*REQUIRED TASK*.
Every line containing the word "调理用具" needs to be found and copied.

*MATERIAL FOR THE TASK*.
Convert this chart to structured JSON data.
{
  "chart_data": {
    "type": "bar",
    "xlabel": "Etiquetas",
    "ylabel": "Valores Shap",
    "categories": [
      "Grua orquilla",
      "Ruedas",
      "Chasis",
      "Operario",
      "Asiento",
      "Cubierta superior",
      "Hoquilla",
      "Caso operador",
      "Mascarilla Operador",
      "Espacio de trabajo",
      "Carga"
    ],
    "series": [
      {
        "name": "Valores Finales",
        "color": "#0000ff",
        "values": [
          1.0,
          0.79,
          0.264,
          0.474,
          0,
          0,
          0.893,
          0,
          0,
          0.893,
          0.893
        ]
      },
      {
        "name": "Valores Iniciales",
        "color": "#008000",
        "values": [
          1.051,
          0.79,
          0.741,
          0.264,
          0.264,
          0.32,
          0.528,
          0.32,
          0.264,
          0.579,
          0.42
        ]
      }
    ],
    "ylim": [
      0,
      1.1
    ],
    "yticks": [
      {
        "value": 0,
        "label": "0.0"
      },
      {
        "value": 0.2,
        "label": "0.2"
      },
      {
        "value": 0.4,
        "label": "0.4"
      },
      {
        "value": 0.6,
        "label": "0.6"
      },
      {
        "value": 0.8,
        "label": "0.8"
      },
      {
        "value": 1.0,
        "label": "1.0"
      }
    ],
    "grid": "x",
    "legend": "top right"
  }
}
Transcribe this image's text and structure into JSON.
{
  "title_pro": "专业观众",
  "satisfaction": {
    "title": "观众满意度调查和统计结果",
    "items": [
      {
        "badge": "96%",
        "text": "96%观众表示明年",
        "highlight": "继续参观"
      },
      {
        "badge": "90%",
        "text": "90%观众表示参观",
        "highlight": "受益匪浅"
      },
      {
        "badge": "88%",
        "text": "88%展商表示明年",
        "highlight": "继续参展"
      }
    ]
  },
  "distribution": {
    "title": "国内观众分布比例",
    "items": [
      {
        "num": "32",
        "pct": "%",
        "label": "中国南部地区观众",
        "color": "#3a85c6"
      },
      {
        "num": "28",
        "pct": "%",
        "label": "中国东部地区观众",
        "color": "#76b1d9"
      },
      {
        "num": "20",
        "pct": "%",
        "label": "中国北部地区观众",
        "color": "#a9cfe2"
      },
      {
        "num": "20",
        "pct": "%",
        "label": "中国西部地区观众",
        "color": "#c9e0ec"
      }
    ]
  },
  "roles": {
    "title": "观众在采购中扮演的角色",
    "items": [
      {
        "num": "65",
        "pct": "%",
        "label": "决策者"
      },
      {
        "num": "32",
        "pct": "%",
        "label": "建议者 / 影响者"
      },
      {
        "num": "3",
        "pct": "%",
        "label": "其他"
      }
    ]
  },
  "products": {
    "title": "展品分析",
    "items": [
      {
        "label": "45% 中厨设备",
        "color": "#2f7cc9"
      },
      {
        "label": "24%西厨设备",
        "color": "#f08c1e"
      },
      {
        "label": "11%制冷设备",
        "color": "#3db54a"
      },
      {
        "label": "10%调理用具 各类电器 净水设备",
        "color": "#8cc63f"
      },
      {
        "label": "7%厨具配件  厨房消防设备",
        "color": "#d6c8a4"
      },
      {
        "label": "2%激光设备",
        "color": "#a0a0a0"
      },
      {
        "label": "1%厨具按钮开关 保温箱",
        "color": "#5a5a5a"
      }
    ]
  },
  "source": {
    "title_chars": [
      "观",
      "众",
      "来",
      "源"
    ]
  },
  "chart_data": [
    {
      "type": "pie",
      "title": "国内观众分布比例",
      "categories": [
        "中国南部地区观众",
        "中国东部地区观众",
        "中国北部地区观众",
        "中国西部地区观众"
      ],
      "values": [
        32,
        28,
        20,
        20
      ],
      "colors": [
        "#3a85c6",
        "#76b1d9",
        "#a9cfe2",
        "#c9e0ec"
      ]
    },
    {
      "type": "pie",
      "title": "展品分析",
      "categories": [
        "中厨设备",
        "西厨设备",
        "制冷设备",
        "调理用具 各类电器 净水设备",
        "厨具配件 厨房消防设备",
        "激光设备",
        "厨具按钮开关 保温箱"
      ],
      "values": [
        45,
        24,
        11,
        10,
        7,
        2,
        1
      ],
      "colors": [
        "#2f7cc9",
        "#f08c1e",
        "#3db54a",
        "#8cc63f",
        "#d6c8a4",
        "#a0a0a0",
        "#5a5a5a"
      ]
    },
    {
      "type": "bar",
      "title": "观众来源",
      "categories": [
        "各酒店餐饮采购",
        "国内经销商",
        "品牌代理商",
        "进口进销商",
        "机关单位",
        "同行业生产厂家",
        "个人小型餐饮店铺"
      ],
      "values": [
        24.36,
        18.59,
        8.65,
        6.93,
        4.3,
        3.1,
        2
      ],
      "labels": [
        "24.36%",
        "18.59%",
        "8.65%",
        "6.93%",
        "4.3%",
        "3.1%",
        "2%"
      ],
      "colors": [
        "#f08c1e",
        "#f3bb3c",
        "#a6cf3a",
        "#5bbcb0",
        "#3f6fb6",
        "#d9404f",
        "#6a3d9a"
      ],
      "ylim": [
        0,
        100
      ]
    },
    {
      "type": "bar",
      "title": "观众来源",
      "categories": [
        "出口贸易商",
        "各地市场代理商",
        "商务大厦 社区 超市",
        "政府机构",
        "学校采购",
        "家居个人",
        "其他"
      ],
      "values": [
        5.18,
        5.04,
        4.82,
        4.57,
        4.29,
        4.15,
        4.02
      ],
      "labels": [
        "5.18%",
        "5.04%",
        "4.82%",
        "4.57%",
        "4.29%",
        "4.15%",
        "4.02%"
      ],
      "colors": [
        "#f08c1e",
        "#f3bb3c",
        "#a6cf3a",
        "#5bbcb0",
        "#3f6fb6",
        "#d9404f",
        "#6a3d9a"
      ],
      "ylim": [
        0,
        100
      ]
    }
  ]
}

*SOLUTION FOR THIS EXERCISE*.
        "label": "10%调理用具 各类电器 净水设备",
        "调理用具 各类电器 净水设备",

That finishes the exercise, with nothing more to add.